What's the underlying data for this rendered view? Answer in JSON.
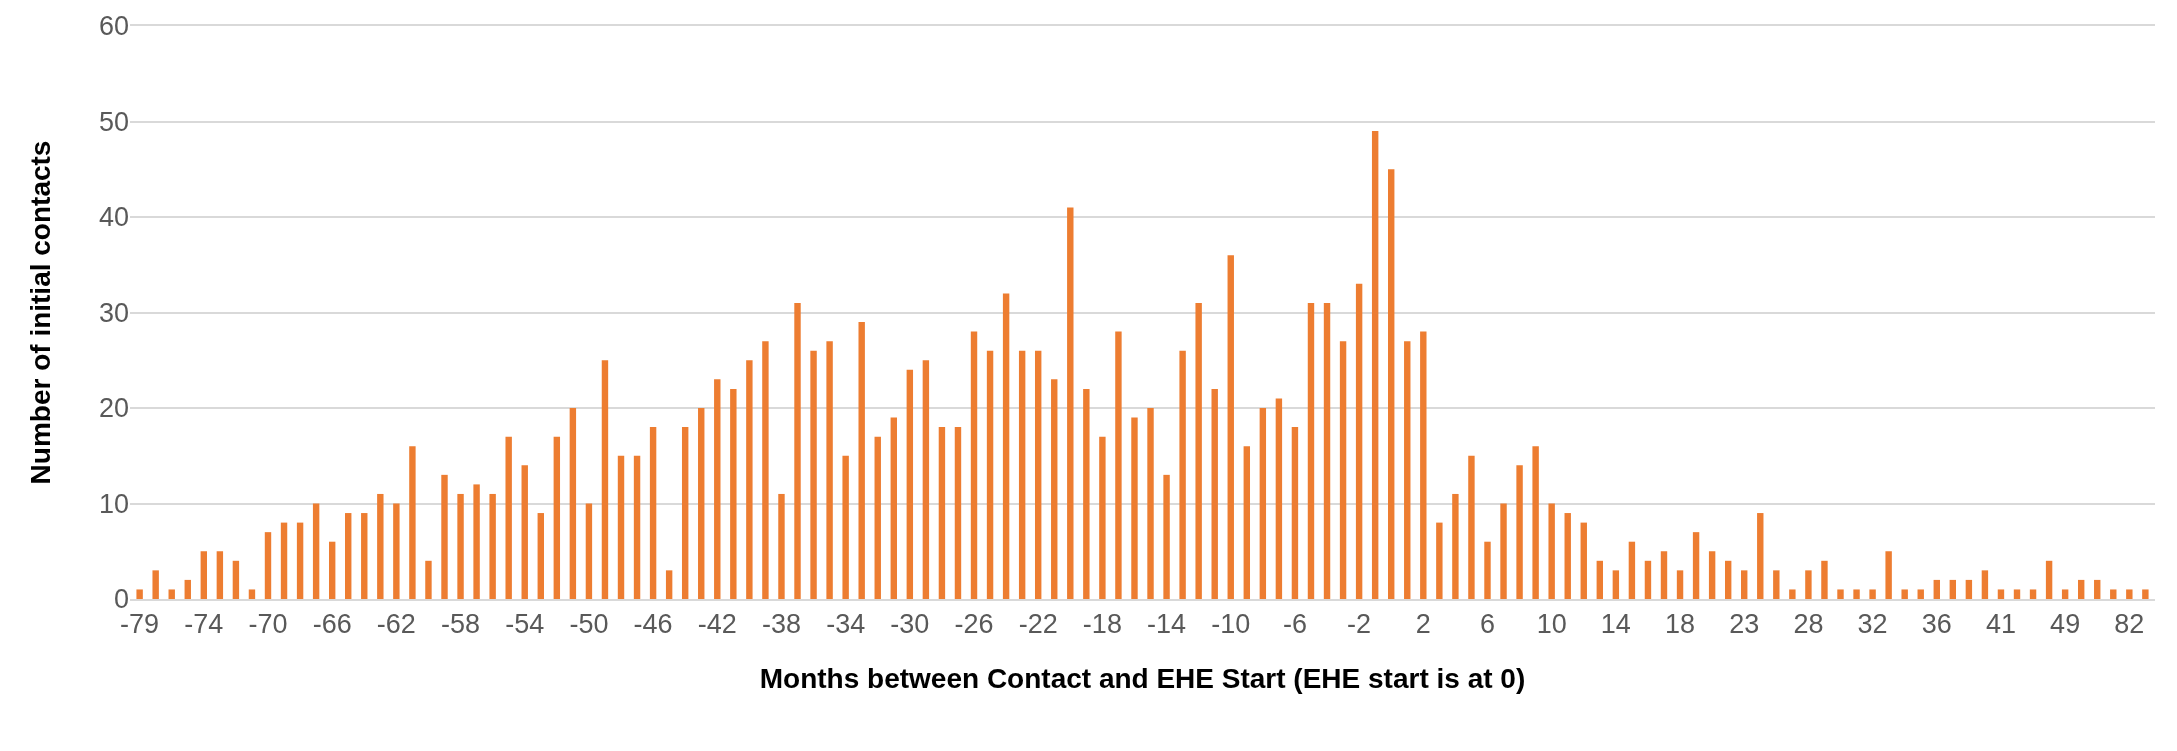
{
  "chart_data": {
    "type": "bar",
    "xlabel": "Months between Contact and EHE Start (EHE start is at 0)",
    "ylabel": "Number of initial contacts",
    "categories": [
      "-79",
      null,
      null,
      null,
      "-74",
      null,
      null,
      null,
      "-70",
      null,
      null,
      null,
      "-66",
      null,
      null,
      null,
      "-62",
      null,
      null,
      null,
      "-58",
      null,
      null,
      null,
      "-54",
      null,
      null,
      null,
      "-50",
      null,
      null,
      null,
      "-46",
      null,
      null,
      null,
      "-42",
      null,
      null,
      null,
      "-38",
      null,
      null,
      null,
      "-34",
      null,
      null,
      null,
      "-30",
      null,
      null,
      null,
      "-26",
      null,
      null,
      null,
      "-22",
      null,
      null,
      null,
      "-18",
      null,
      null,
      null,
      "-14",
      null,
      null,
      null,
      "-10",
      null,
      null,
      null,
      "-6",
      null,
      null,
      null,
      "-2",
      null,
      null,
      null,
      "2",
      null,
      null,
      null,
      "6",
      null,
      null,
      null,
      "10",
      null,
      null,
      null,
      "14",
      null,
      null,
      null,
      "18",
      null,
      null,
      null,
      "23",
      null,
      null,
      null,
      "28",
      null,
      null,
      null,
      "32",
      null,
      null,
      null,
      "36",
      null,
      null,
      null,
      "41",
      null,
      null,
      null,
      "49",
      null,
      null,
      null,
      "82",
      null
    ],
    "values": [
      1,
      3,
      1,
      2,
      5,
      5,
      4,
      1,
      7,
      8,
      8,
      10,
      6,
      9,
      9,
      11,
      10,
      16,
      4,
      13,
      11,
      12,
      11,
      17,
      14,
      9,
      17,
      20,
      10,
      25,
      15,
      15,
      18,
      3,
      18,
      20,
      23,
      22,
      25,
      27,
      11,
      31,
      26,
      27,
      15,
      29,
      17,
      19,
      24,
      25,
      18,
      18,
      28,
      26,
      32,
      26,
      26,
      23,
      41,
      22,
      17,
      28,
      19,
      20,
      13,
      26,
      31,
      22,
      36,
      16,
      20,
      21,
      18,
      31,
      31,
      27,
      33,
      49,
      45,
      27,
      28,
      8,
      11,
      15,
      6,
      10,
      14,
      16,
      10,
      9,
      8,
      4,
      3,
      6,
      4,
      5,
      3,
      7,
      5,
      4,
      3,
      9,
      3,
      1,
      3,
      4,
      1,
      1,
      1,
      5,
      1,
      1,
      2,
      2,
      2,
      3,
      1,
      1,
      1,
      4,
      1,
      2,
      2,
      1,
      1,
      1
    ],
    "color": "#ed7d31",
    "ylim": [
      0,
      60
    ],
    "yticks": [
      0,
      10,
      20,
      30,
      40,
      50,
      60
    ],
    "grid": "y"
  }
}
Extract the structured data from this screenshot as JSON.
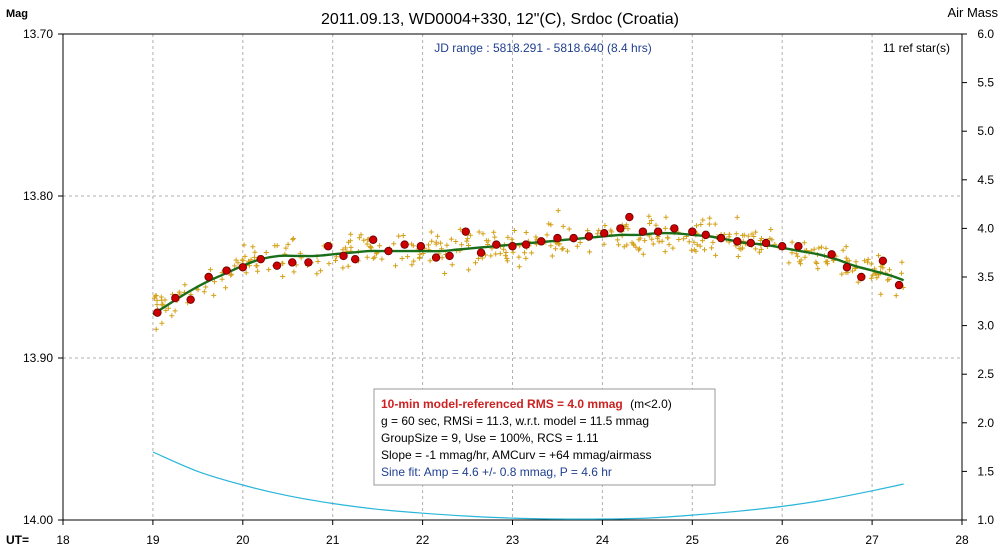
══════════
§ **EXERCISE DIRECTIONS**
Look through the material and copy each line that has "this".

§ **TASK RESULT**
What's the underlying data for this rendered view? Answer in JSON.
Extract the structured data from this screenshot as JSON.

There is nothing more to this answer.